● Problem description
Reproduce the listing below exactly, minus its pictures.

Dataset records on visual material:
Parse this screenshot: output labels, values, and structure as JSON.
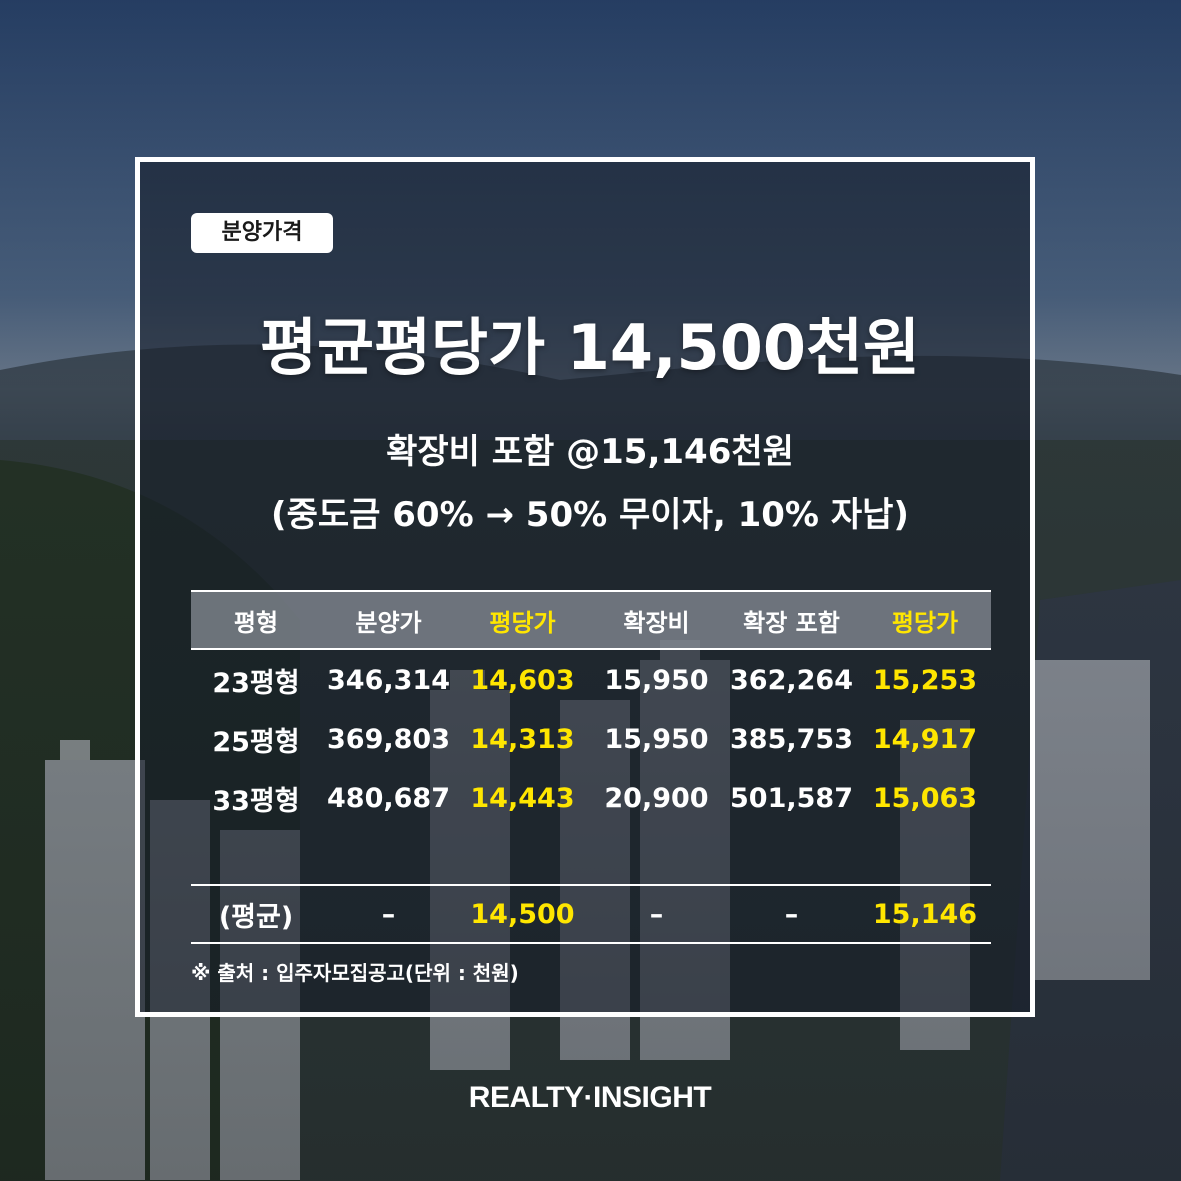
{
  "tag": "분양가격",
  "title": "평균평당가 14,500천원",
  "subtitle_1": "확장비 포함 @15,146천원",
  "subtitle_2": "(중도금 60% → 50% 무이자, 10% 자납)",
  "table": {
    "headers": [
      "평형",
      "분양가",
      "평당가",
      "확장비",
      "확장 포함",
      "평당가"
    ],
    "rows": [
      [
        "23평형",
        "346,314",
        "14,603",
        "15,950",
        "362,264",
        "15,253"
      ],
      [
        "25평형",
        "369,803",
        "14,313",
        "15,950",
        "385,753",
        "14,917"
      ],
      [
        "33평형",
        "480,687",
        "14,443",
        "20,900",
        "501,587",
        "15,063"
      ]
    ],
    "average": [
      "(평균)",
      "–",
      "14,500",
      "–",
      "–",
      "15,146"
    ]
  },
  "source": "※ 출처 : 입주자모집공고(단위 : 천원)",
  "brand": "REALTY·INSIGHT",
  "colors": {
    "highlight": "#ffe600",
    "text": "#ffffff",
    "frame": "#ffffff"
  }
}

● Exercise solution
Parse this screenshot: output labels, values, and structure as JSON.
{
  "tag": "분양가격",
  "title": "평균평당가 14,500천원",
  "subtitle_1": "확장비 포함 @15,146천원",
  "subtitle_2": "(중도금 60% → 50% 무이자, 10% 자납)",
  "table": {
    "headers": [
      "평형",
      "분양가",
      "평당가",
      "확장비",
      "확장 포함",
      "평당가"
    ],
    "rows": [
      [
        "23평형",
        "346,314",
        "14,603",
        "15,950",
        "362,264",
        "15,253"
      ],
      [
        "25평형",
        "369,803",
        "14,313",
        "15,950",
        "385,753",
        "14,917"
      ],
      [
        "33평형",
        "480,687",
        "14,443",
        "20,900",
        "501,587",
        "15,063"
      ]
    ],
    "average": [
      "(평균)",
      "–",
      "14,500",
      "–",
      "–",
      "15,146"
    ]
  },
  "source": "※ 출처 : 입주자모집공고(단위 : 천원)",
  "brand": "REALTY·INSIGHT",
  "colors": {
    "highlight": "#ffe600",
    "text": "#ffffff",
    "frame": "#ffffff"
  }
}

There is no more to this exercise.